*** PROVIDED ENTRIES
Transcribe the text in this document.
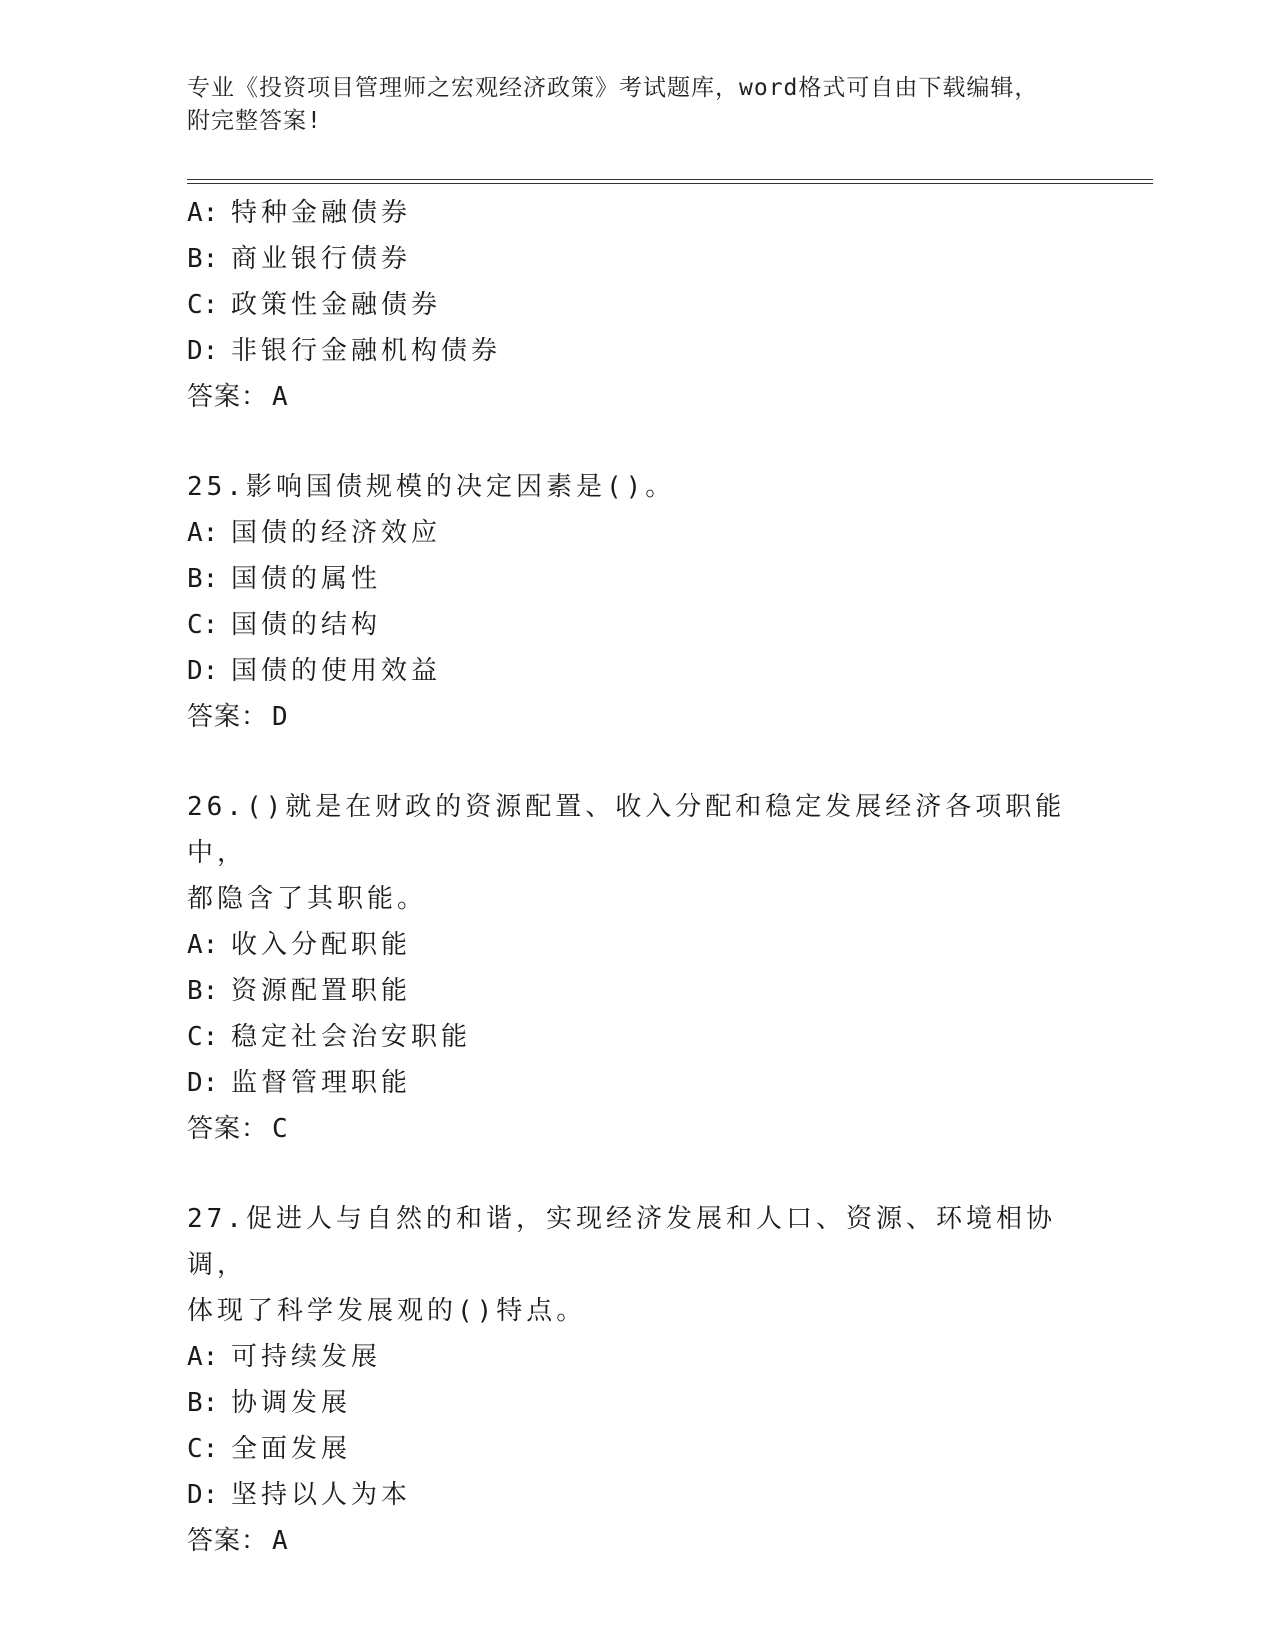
专业《投资项目管理师之宏观经济政策》考试题库，word格式可自由下载编辑，
附完整答案!
A: 特种金融债券
B: 商业银行债券
C: 政策性金融债券
D: 非银行金融机构债券
答案： A
25.影响国债规模的决定因素是()。
A: 国债的经济效应
B: 国债的属性
C: 国债的结构
D: 国债的使用效益
答案： D
26.()就是在财政的资源配置、收入分配和稳定发展经济各项职能中，
都隐含了其职能。
A: 收入分配职能
B: 资源配置职能
C: 稳定社会治安职能
D: 监督管理职能
答案： C
27.促进人与自然的和谐，实现经济发展和人口、资源、环境相协调，
体现了科学发展观的()特点。
A: 可持续发展
B: 协调发展
C: 全面发展
D: 坚持以人为本
答案： A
******
Quote the material exactly. Pictures stay out.

Transcribe the text in this document.
专业《投资项目管理师之宏观经济政策》考试题库，word格式可自由下载编辑，
附完整答案!
A: 特种金融债券
B: 商业银行债券
C: 政策性金融债券
D: 非银行金融机构债券
答案： A
25.影响国债规模的决定因素是()。
A: 国债的经济效应
B: 国债的属性
C: 国债的结构
D: 国债的使用效益
答案： D
26.()就是在财政的资源配置、收入分配和稳定发展经济各项职能中，
都隐含了其职能。
A: 收入分配职能
B: 资源配置职能
C: 稳定社会治安职能
D: 监督管理职能
答案： C
27.促进人与自然的和谐，实现经济发展和人口、资源、环境相协调，
体现了科学发展观的()特点。
A: 可持续发展
B: 协调发展
C: 全面发展
D: 坚持以人为本
答案： A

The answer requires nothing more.